Set exercise
Every line that contains the word "female" should be copied out.
====
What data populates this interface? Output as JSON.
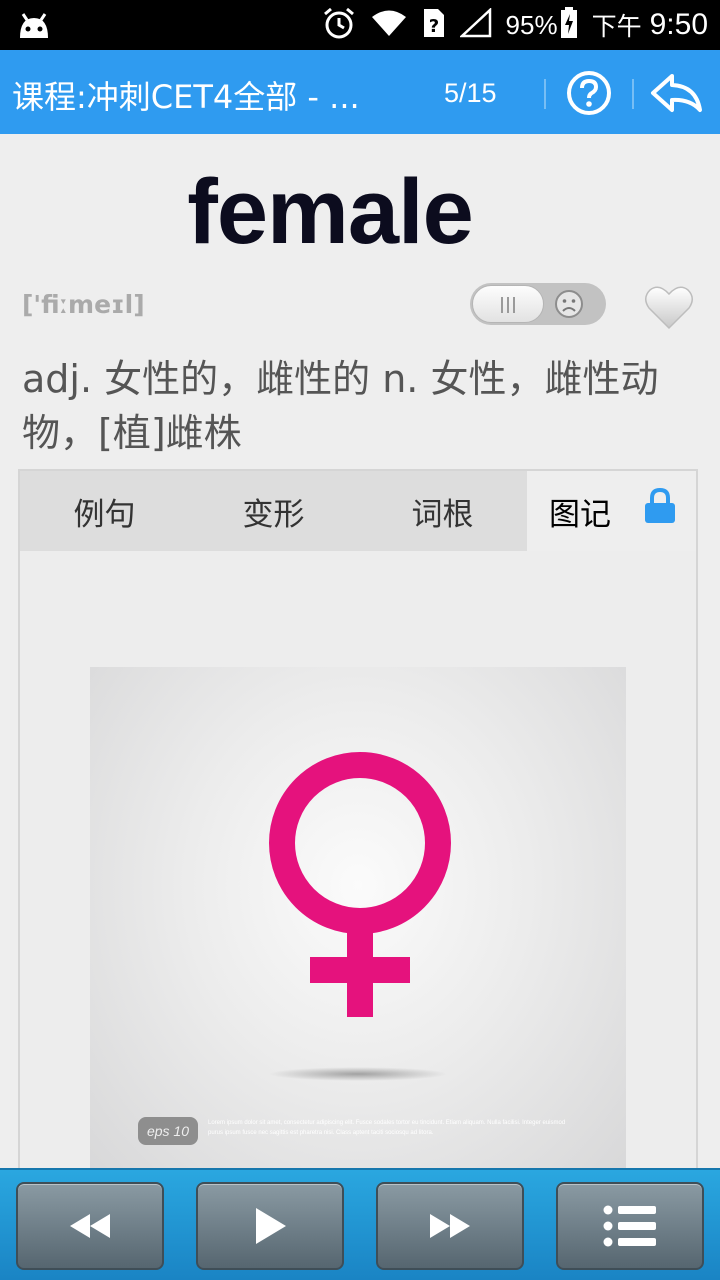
{
  "status_bar": {
    "battery": "95%",
    "ampm": "下午",
    "time": "9:50",
    "icons": [
      "android-icon",
      "alarm-icon",
      "wifi-icon",
      "sim-unknown-icon",
      "signal-icon",
      "battery-charging-icon"
    ]
  },
  "app_bar": {
    "title": "课程:冲刺CET4全部 - ...",
    "progress": "5/15",
    "help_icon": "help-circle-icon",
    "back_icon": "reply-back-icon",
    "color": "#2f9bf0"
  },
  "word": {
    "text": "female",
    "phonetic": "['fiːmeɪl]",
    "definition": "adj. 女性的，雌性的 n. 女性，雌性动物，[植]雌株",
    "familiarity_toggle_icon": "sad-face-icon",
    "favorite_icon": "heart-icon"
  },
  "tabs": [
    {
      "label": "例句",
      "active": false
    },
    {
      "label": "变形",
      "active": false
    },
    {
      "label": "词根",
      "active": false
    },
    {
      "label": "图记",
      "active": true,
      "locked": true
    }
  ],
  "image": {
    "subject": "female-symbol-icon",
    "symbol_color": "#e5127d",
    "badge": "eps 10",
    "caption": "Lorem ipsum dolor sit amet, consectetur adipiscing elit. Fusce sodales tortor eu tincidunt. Etiam aliquam. Nulla facilisi. Integer euismod purus ipsum fusce nec sagittis est pharetra nisi. Class aptent taciti sociosqu ad litora."
  },
  "controls": [
    {
      "name": "rewind",
      "icon": "rewind-icon"
    },
    {
      "name": "play",
      "icon": "play-icon"
    },
    {
      "name": "fast-forward",
      "icon": "fast-forward-icon"
    },
    {
      "name": "list",
      "icon": "list-icon"
    }
  ]
}
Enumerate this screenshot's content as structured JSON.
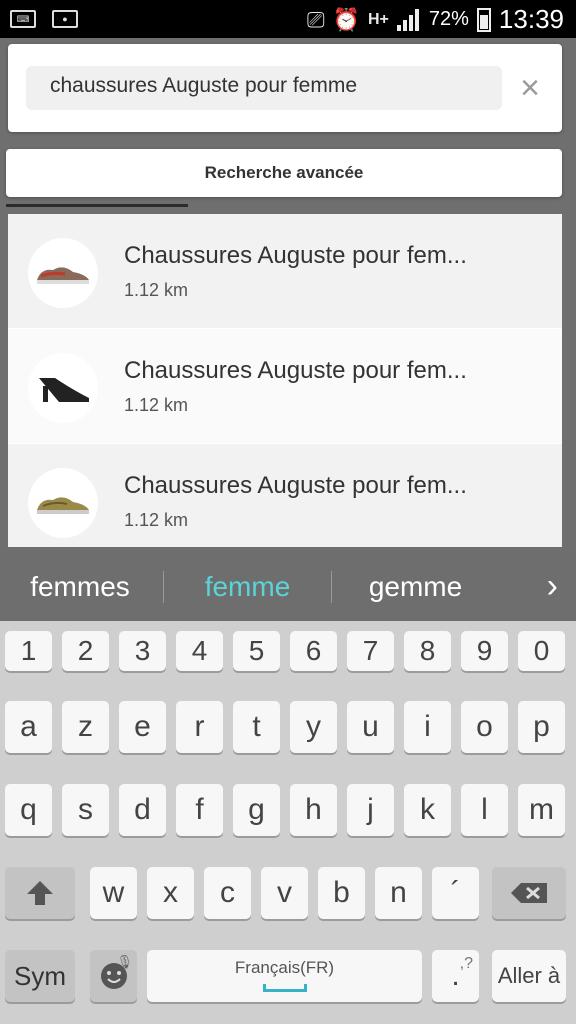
====
Written solution
    "text": "female",
    "subject": "female-symbol-icon",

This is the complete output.